### INPUT RECORDS
════════════════════

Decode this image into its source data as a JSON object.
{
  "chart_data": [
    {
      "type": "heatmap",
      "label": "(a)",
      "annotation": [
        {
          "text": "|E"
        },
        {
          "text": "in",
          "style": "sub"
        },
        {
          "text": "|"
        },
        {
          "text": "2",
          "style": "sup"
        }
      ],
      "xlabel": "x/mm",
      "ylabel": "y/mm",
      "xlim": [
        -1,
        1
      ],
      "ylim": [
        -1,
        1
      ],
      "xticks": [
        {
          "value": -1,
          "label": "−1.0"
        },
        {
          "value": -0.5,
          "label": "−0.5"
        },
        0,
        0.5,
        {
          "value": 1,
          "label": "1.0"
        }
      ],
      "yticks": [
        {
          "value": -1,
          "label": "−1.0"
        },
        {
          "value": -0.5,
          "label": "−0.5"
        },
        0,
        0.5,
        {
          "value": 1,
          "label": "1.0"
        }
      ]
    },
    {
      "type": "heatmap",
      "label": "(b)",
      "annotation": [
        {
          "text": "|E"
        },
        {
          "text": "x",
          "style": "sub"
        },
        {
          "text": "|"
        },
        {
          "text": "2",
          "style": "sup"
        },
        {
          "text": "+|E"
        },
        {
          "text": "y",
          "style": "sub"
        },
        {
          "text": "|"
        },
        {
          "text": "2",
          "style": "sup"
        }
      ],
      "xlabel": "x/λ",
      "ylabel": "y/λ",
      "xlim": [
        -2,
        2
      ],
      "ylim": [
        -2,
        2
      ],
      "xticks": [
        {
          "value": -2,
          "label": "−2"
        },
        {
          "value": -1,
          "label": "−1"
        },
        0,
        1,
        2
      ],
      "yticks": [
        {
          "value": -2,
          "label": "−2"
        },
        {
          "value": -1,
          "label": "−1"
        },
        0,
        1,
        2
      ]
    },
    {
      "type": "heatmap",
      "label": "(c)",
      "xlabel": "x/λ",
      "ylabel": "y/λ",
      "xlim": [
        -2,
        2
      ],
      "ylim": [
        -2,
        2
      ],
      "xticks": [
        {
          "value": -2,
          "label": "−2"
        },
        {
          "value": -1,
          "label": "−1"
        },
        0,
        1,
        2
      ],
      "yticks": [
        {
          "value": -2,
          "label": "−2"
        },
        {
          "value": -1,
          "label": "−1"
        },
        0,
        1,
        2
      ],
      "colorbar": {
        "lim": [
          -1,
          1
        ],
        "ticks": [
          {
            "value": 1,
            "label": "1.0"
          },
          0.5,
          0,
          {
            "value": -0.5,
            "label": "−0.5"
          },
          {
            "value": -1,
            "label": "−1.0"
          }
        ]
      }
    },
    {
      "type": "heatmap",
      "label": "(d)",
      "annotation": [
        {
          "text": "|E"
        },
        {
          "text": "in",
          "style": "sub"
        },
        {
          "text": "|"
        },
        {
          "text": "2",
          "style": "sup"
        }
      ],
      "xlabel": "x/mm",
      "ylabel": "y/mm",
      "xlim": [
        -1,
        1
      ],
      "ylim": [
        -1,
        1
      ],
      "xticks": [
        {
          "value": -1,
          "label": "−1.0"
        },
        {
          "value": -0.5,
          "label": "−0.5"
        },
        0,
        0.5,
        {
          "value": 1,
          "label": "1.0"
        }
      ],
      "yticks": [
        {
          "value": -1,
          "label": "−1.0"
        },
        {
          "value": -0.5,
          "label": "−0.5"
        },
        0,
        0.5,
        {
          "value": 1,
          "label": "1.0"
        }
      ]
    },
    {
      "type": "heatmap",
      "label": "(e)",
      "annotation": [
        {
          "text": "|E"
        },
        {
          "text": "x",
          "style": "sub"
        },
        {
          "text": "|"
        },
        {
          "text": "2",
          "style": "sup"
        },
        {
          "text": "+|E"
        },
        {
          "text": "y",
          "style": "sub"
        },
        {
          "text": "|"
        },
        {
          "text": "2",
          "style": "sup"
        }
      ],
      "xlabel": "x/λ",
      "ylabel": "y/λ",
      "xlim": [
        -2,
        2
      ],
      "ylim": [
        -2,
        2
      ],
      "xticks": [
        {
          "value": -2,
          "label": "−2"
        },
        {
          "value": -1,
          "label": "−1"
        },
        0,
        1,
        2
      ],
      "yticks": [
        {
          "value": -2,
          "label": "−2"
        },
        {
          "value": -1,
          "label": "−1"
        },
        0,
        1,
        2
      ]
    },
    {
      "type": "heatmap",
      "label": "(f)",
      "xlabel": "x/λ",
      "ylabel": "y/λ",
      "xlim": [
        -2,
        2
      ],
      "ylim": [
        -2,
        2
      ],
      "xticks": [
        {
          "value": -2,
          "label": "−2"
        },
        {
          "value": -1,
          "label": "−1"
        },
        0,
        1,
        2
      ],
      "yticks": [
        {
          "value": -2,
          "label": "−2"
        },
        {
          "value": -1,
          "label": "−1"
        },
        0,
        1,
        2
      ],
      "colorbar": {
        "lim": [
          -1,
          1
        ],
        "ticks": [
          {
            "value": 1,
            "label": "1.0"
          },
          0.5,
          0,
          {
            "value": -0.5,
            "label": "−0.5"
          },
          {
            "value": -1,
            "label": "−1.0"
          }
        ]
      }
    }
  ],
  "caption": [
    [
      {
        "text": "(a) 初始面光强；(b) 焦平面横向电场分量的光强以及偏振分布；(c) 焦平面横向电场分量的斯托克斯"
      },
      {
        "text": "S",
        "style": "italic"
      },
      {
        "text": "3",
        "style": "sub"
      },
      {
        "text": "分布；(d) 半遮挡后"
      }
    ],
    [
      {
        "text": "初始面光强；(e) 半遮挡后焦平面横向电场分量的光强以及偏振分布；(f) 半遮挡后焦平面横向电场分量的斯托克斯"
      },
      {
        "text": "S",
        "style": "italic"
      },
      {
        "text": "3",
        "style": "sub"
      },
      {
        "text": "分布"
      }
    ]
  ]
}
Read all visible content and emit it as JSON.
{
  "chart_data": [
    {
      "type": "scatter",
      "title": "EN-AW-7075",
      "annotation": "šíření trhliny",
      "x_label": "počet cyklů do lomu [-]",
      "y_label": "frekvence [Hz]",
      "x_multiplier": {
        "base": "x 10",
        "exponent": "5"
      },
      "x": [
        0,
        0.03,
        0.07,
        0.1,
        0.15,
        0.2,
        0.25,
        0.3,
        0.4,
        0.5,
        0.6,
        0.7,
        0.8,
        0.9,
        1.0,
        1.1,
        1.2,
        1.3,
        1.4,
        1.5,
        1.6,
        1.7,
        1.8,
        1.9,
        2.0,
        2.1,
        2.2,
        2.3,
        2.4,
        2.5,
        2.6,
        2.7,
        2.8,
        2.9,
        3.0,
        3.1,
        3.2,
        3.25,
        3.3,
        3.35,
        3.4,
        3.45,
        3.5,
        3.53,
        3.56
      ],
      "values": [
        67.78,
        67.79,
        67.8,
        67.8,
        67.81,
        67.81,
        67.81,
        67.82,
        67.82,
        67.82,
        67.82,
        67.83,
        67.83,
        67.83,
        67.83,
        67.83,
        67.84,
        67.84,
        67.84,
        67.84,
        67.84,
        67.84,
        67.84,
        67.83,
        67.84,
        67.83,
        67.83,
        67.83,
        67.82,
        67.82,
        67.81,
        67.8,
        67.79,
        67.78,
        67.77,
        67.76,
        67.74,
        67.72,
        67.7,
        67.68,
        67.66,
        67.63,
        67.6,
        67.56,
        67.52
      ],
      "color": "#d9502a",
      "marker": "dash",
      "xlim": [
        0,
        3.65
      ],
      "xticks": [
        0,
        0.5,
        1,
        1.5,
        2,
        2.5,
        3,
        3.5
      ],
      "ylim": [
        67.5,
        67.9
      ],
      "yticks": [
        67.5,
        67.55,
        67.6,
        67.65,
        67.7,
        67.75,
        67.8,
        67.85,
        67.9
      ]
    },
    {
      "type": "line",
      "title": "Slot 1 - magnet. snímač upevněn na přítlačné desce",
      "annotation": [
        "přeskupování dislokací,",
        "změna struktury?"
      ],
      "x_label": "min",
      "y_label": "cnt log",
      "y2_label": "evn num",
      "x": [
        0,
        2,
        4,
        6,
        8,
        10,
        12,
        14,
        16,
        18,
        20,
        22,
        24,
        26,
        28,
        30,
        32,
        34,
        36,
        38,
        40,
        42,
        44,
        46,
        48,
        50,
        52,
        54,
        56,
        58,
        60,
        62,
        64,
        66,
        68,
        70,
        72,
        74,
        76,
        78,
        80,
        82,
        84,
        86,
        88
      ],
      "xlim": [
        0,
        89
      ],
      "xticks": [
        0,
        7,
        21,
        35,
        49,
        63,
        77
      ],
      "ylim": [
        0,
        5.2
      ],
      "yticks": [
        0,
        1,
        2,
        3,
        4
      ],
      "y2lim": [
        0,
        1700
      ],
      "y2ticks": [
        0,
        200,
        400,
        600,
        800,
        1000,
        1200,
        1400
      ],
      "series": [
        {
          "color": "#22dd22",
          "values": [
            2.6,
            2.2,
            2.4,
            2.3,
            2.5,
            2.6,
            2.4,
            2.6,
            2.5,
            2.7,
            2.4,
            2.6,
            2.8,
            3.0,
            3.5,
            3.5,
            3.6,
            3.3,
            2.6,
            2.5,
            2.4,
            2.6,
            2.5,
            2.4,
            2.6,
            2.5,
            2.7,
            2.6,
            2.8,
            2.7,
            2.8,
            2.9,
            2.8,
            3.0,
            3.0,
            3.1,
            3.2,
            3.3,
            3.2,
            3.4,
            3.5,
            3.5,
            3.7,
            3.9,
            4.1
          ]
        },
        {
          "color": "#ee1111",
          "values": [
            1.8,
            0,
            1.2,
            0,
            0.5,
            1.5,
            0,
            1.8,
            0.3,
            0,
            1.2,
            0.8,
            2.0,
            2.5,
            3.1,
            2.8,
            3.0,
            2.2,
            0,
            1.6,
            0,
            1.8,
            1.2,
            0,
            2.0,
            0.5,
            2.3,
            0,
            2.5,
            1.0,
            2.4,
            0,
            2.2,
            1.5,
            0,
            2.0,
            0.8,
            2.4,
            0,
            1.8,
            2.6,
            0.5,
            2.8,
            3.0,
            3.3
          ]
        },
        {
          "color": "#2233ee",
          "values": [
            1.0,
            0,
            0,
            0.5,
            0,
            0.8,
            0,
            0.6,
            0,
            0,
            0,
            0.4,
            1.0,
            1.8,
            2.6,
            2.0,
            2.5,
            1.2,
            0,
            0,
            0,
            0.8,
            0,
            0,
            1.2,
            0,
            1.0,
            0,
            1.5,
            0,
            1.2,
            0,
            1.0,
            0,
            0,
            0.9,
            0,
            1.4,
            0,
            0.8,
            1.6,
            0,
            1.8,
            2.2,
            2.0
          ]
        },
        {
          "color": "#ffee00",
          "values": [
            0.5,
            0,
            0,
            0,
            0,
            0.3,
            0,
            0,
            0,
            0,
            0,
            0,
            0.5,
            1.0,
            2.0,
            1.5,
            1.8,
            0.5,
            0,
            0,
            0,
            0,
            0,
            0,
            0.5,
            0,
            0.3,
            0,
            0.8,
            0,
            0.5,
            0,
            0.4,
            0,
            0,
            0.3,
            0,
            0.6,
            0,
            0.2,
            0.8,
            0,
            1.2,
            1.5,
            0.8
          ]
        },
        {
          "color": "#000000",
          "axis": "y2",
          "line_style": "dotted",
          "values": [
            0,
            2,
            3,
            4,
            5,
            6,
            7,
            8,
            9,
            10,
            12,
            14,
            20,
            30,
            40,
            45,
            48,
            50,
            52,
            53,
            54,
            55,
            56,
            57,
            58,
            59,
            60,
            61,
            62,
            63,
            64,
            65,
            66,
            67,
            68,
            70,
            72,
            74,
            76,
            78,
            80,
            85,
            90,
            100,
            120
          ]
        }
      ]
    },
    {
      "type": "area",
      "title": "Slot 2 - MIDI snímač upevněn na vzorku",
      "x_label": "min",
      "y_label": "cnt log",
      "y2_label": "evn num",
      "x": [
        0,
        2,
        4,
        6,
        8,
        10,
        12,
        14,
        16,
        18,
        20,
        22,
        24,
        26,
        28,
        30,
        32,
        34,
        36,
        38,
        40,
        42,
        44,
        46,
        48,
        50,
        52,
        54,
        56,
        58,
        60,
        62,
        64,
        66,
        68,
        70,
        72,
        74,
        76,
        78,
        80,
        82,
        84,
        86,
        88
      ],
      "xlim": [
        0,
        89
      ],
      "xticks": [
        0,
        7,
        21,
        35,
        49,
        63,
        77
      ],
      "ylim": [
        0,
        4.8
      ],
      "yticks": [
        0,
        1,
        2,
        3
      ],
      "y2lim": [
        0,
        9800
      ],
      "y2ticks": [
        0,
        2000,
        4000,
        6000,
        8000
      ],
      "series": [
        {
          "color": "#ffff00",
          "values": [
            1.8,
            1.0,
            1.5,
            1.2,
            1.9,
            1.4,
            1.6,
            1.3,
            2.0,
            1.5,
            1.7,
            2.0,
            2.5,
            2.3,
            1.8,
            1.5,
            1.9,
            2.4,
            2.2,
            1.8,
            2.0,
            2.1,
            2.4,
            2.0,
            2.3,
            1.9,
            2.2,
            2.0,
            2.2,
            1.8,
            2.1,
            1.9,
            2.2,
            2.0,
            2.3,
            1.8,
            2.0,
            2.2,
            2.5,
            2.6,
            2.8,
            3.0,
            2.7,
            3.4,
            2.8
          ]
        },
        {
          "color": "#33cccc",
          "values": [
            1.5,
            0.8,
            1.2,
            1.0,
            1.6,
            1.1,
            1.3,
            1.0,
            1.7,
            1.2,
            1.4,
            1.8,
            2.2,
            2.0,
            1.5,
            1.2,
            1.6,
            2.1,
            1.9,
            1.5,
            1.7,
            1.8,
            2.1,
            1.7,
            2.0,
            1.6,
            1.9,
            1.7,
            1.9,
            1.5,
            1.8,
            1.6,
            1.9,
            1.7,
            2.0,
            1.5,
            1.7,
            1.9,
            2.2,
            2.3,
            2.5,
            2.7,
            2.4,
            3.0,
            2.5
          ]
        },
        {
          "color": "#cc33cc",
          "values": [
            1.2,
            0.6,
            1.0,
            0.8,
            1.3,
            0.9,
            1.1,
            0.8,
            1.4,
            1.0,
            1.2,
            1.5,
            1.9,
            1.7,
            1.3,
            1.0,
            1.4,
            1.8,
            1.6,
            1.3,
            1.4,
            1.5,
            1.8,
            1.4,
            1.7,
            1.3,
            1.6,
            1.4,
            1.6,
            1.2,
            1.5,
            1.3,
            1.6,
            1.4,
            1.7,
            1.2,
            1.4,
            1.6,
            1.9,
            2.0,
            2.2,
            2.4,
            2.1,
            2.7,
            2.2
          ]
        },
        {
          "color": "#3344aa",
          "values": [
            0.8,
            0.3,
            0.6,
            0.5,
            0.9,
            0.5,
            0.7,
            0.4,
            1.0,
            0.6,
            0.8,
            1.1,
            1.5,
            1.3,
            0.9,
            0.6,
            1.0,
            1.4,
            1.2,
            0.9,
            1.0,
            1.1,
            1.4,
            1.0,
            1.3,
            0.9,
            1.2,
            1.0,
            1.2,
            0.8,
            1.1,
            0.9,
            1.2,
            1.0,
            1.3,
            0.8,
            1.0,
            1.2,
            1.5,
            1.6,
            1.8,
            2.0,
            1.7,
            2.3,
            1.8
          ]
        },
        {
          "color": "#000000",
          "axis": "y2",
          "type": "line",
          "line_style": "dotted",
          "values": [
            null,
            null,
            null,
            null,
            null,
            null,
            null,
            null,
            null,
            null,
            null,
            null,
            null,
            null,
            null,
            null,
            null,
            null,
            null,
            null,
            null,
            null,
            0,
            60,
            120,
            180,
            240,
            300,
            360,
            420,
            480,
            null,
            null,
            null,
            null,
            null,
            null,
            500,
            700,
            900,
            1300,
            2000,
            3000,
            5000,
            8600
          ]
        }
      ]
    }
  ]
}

════════════════════

### INSTRUCTION
Copy every line of the data that holds the string "JSON".

### RESPONSE
Decode this image into its source data as a JSON object.
Read all visible content and emit it as JSON.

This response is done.